- _Directions_: Extract every line from the records below and reproduce each one verbatim.

* START Items *

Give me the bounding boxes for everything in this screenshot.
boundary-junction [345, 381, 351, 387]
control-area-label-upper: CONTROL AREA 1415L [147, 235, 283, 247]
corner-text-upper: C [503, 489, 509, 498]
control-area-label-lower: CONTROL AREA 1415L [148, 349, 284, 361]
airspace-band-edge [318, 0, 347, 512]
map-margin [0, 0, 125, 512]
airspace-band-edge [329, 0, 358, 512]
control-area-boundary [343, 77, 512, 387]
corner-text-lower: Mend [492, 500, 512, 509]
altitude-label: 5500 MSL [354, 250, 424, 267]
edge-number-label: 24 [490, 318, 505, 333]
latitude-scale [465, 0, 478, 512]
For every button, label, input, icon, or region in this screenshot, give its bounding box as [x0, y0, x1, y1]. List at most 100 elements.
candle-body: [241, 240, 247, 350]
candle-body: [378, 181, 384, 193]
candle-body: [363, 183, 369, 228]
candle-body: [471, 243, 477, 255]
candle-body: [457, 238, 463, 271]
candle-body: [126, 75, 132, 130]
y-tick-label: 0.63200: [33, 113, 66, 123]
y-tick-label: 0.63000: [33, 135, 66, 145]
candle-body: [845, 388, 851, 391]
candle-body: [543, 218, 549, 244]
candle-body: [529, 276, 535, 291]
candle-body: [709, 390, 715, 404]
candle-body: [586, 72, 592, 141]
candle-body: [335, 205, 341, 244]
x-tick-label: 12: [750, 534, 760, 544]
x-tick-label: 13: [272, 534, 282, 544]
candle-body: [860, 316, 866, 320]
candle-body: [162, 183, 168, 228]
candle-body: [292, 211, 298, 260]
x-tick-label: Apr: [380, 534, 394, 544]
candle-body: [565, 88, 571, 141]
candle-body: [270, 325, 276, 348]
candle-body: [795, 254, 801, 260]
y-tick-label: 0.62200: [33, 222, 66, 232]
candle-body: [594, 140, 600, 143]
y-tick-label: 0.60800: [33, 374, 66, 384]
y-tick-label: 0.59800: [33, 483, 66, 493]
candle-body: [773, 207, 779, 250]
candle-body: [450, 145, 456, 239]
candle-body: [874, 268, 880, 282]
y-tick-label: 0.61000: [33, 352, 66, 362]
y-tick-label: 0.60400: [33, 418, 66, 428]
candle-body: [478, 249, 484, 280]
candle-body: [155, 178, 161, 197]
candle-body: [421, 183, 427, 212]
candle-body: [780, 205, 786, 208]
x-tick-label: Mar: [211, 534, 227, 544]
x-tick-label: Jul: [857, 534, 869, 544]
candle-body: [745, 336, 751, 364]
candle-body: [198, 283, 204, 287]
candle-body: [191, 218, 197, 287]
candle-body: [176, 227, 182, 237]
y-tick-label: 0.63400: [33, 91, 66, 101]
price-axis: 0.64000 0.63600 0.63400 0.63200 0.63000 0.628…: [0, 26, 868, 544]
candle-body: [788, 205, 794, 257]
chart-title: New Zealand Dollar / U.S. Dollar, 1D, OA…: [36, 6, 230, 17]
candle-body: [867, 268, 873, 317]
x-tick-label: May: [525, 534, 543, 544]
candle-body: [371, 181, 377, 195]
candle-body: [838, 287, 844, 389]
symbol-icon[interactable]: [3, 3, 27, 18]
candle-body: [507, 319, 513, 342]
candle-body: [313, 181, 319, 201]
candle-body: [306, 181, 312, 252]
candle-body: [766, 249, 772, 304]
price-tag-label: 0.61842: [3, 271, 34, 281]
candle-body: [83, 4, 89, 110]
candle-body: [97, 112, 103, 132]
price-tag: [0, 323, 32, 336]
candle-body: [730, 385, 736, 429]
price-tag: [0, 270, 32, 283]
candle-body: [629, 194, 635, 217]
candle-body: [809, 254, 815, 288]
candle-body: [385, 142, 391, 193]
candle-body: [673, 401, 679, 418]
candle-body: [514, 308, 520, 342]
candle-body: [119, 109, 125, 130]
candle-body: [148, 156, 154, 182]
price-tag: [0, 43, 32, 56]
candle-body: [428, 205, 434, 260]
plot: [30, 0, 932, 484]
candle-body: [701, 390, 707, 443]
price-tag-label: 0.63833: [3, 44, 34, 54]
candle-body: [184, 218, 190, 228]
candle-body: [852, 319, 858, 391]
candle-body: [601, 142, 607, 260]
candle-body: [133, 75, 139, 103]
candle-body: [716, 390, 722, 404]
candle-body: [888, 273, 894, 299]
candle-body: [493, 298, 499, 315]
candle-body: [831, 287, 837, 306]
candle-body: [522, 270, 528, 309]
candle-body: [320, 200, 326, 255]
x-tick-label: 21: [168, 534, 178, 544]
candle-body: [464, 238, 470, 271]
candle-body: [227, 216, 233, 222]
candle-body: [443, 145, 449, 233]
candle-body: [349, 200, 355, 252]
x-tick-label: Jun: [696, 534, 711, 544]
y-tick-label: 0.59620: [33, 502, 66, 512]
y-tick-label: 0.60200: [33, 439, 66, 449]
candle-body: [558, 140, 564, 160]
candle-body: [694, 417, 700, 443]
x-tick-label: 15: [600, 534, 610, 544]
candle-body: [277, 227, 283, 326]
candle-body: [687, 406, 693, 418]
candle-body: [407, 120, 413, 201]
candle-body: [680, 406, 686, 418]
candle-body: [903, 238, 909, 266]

* END Items *

- _Problem solution_:
Give me the bounding boxes for everything in this screenshot.
boundary-junction [345, 381, 351, 387]
control-area-label-upper: CONTROL AREA 1415L [147, 235, 283, 247]
corner-text-upper: C [503, 489, 509, 498]
control-area-label-lower: CONTROL AREA 1415L [148, 349, 284, 361]
airspace-band-edge [318, 0, 347, 512]
map-margin [0, 0, 125, 512]
airspace-band-edge [329, 0, 358, 512]
control-area-boundary [343, 77, 512, 387]
corner-text-lower: Mend [492, 500, 512, 509]
altitude-label: 5500 MSL [354, 250, 424, 267]
edge-number-label: 24 [490, 318, 505, 333]
latitude-scale [465, 0, 478, 512]
For every button, label, input, icon, or region in this screenshot, give its bounding box as [x0, y0, x1, y1]. List at most 100 elements.
candle-body: [241, 240, 247, 350]
candle-body: [378, 181, 384, 193]
candle-body: [363, 183, 369, 228]
candle-body: [471, 243, 477, 255]
candle-body: [457, 238, 463, 271]
candle-body: [126, 75, 132, 130]
y-tick-label: 0.63200: [33, 113, 66, 123]
y-tick-label: 0.63000: [33, 135, 66, 145]
candle-body: [845, 388, 851, 391]
candle-body: [543, 218, 549, 244]
candle-body: [529, 276, 535, 291]
candle-body: [709, 390, 715, 404]
candle-body: [586, 72, 592, 141]
candle-body: [335, 205, 341, 244]
x-tick-label: 12: [750, 534, 760, 544]
x-tick-label: 13: [272, 534, 282, 544]
candle-body: [860, 316, 866, 320]
candle-body: [162, 183, 168, 228]
candle-body: [292, 211, 298, 260]
x-tick-label: Apr: [380, 534, 394, 544]
candle-body: [565, 88, 571, 141]
candle-body: [270, 325, 276, 348]
candle-body: [795, 254, 801, 260]
y-tick-label: 0.62200: [33, 222, 66, 232]
candle-body: [594, 140, 600, 143]
y-tick-label: 0.60800: [33, 374, 66, 384]
y-tick-label: 0.59800: [33, 483, 66, 493]
candle-body: [773, 207, 779, 250]
candle-body: [450, 145, 456, 239]
candle-body: [874, 268, 880, 282]
y-tick-label: 0.61000: [33, 352, 66, 362]
y-tick-label: 0.60400: [33, 418, 66, 428]
candle-body: [478, 249, 484, 280]
candle-body: [155, 178, 161, 197]
candle-body: [421, 183, 427, 212]
candle-body: [780, 205, 786, 208]
x-tick-label: Mar: [211, 534, 227, 544]
x-tick-label: Jul: [857, 534, 869, 544]
candle-body: [745, 336, 751, 364]
candle-body: [198, 283, 204, 287]
candle-body: [191, 218, 197, 287]
candle-body: [176, 227, 182, 237]
y-tick-label: 0.63400: [33, 91, 66, 101]
price-axis: 0.64000 0.63600 0.63400 0.63200 0.63000 0.628…: [0, 26, 868, 544]
candle-body: [788, 205, 794, 257]
chart-title: New Zealand Dollar / U.S. Dollar, 1D, OA…: [36, 6, 230, 17]
candle-body: [867, 268, 873, 317]
x-tick-label: May: [525, 534, 543, 544]
candle-body: [371, 181, 377, 195]
candle-body: [838, 287, 844, 389]
symbol-icon[interactable]: [3, 3, 27, 18]
candle-body: [507, 319, 513, 342]
candle-body: [313, 181, 319, 201]
candle-body: [306, 181, 312, 252]
candle-body: [766, 249, 772, 304]
price-tag-label: 0.61842: [3, 271, 34, 281]
candle-body: [83, 4, 89, 110]
candle-body: [97, 112, 103, 132]
price-tag: [0, 323, 32, 336]
candle-body: [730, 385, 736, 429]
price-tag: [0, 270, 32, 283]
candle-body: [629, 194, 635, 217]
candle-body: [809, 254, 815, 288]
candle-body: [385, 142, 391, 193]
candle-body: [673, 401, 679, 418]
candle-body: [514, 308, 520, 342]
candle-body: [119, 109, 125, 130]
candle-body: [148, 156, 154, 182]
price-tag: [0, 43, 32, 56]
candle-body: [428, 205, 434, 260]
plot: [30, 0, 932, 484]
candle-body: [701, 390, 707, 443]
price-tag-label: 0.63833: [3, 44, 34, 54]
candle-body: [184, 218, 190, 228]
candle-body: [852, 319, 858, 391]
candle-body: [601, 142, 607, 260]
candle-body: [133, 75, 139, 103]
candle-body: [716, 390, 722, 404]
candle-body: [888, 273, 894, 299]
candle-body: [493, 298, 499, 315]
candle-body: [831, 287, 837, 306]
candle-body: [522, 270, 528, 309]
candle-body: [320, 200, 326, 255]
x-tick-label: 21: [168, 534, 178, 544]
candle-body: [464, 238, 470, 271]
candle-body: [227, 216, 233, 222]
candle-body: [443, 145, 449, 233]
candle-body: [349, 200, 355, 252]
x-tick-label: Jun: [696, 534, 711, 544]
y-tick-label: 0.59620: [33, 502, 66, 512]
y-tick-label: 0.60200: [33, 439, 66, 449]
candle-body: [558, 140, 564, 160]
candle-body: [694, 417, 700, 443]
x-tick-label: 15: [600, 534, 610, 544]
candle-body: [277, 227, 283, 326]
candle-body: [687, 406, 693, 418]
candle-body: [407, 120, 413, 201]
candle-body: [680, 406, 686, 418]
candle-body: [903, 238, 909, 266]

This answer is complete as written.